Return each line containing "length".

----------------

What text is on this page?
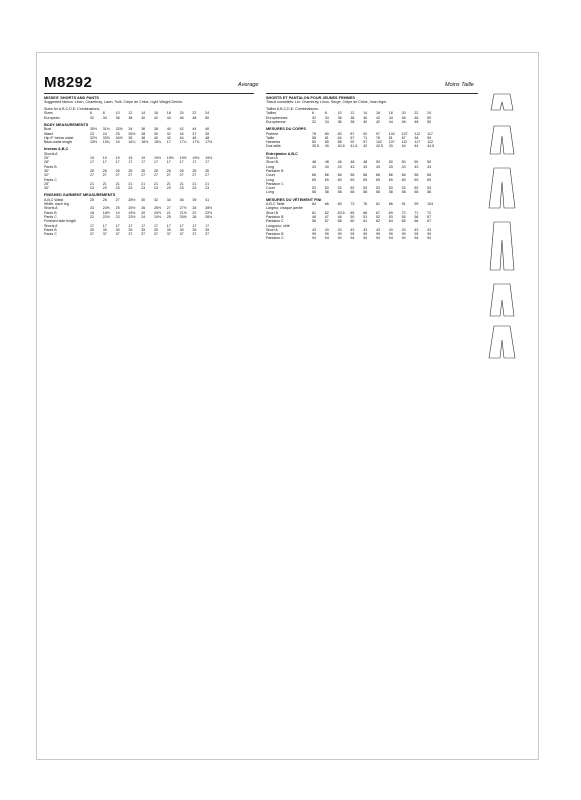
M8292	Average	Moins Taille
MISSES' SHORTS AND PANTS
Suggested fabrics: Linen, Chambray, Lawn, Twill. Crepe de Chine, Light Weight Denim.
Sizes for A,B,C,D,E: Combinations.
Sizes	6	8	10	12	14	16	18	20	22	24
European	32	34	36	38	40	42	44	46	48	50
BODY MEASUREMENTS
Bust	30½	31½	32½	34	36	38	40	42	44	46
Waist	23	24	25	26½	28	30	32	34	37	39
Hip 9" below waist	32½	33½	34½	36	38	40	42	44	46	48
Back-waist length	15½	15¾	16	16¼	16½	16¾	17	17¼	17⅜	17½
Inseam A,B,C
Shorts A
25"	19	19	19	19	19	19½	19½	19½	19½	19½
28"	17	17	17	17	17	17	17	17	17	17
Pants B
30"	26	26	26	26	26	26	26	26	26	26
32"	27	27	27	27	27	27	27	27	27	27
Pants C
28"	21	21	21	21	21	21	21	21	21	21
30"	23	23	23	23	23	23	23	23	23	23
FINISHED GARMENT MEASUREMENTS
A,B,C Waist	25	26	27	28½	30	32	34	36	39	41
Width, each leg
Shorts A	24	24½	25	25½	26	26½	27	27½	28	28½
Pants B	18	18½	19	19½	20	20½	21	21½	22	22½
Pants C	22	22½	23	23½	24	24½	25	25½	26	26½
Finished side length
Shorts A	17	17	17	17	17	17	17	17	17	17
Pants B	39	39	39	39	39	39	39	39	39	39
Pants C	37	37	37	37	37	37	37	37	37	37
SHORTS ET PANTALON POUR JEUNES FEMMES
Tissus conseillés: Lin, Chambray, Linon, Sergé, Crêpe de Chine, Jean léger.
Tailles A,B,C,D,E: Combinaisons.
Tailles	6	8	10	12	14	16	18	20	22	24
Européennes	32	34	36	38	40	42	44	46	48	50
Européenne	32	34	36	38	40	42	44	46	48	50
MESURES DU CORPS
Poitrine	78	80	83	87	92	97	102	107	112	117
Taille	58	61	64	67	71	76	81	87	94	99
Hanches	83	85	88	92	97	102	107	112	117	122
Dos taille	39.5	40	40.5	41.5	42	42.5	43	44	44	44.5
Entrejambe A,B,C
Short A
Short B	48	48	48	48	48	50	50	50	50	50
Long	43	43	43	43	43	43	43	43	43	43
Pantalon B
Court	66	66	66	66	66	66	66	66	66	66
Long	69	69	69	69	69	69	69	69	69	69
Pantalon C
Court	53	53	53	53	53	53	53	53	53	53
Long	58	58	58	58	58	58	58	58	58	58
MESURES DU VÊTEMENT FINI
A,B,C Taille	64	66	69	72	76	81	86	91	99	104
Largeur, chaque jambe
Short B	61	62	63.5	65	66	67	69	70	71	72
Pantalon B	46	47	48	50	51	52	53	55	56	57
Pantalon C	56	57	58	60	61	62	64	65	66	67
Longueur, côté
Short A	43	43	43	43	43	43	43	43	43	43
Pantalon B	99	99	99	99	99	99	99	99	99	99
Pantalon C	94	94	94	94	94	94	94	94	94	94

----------------

• Written response
Back-waist length	15½	15¾	16	16¼	16½	16¾	17	17¼	17⅜	17½
Finished side length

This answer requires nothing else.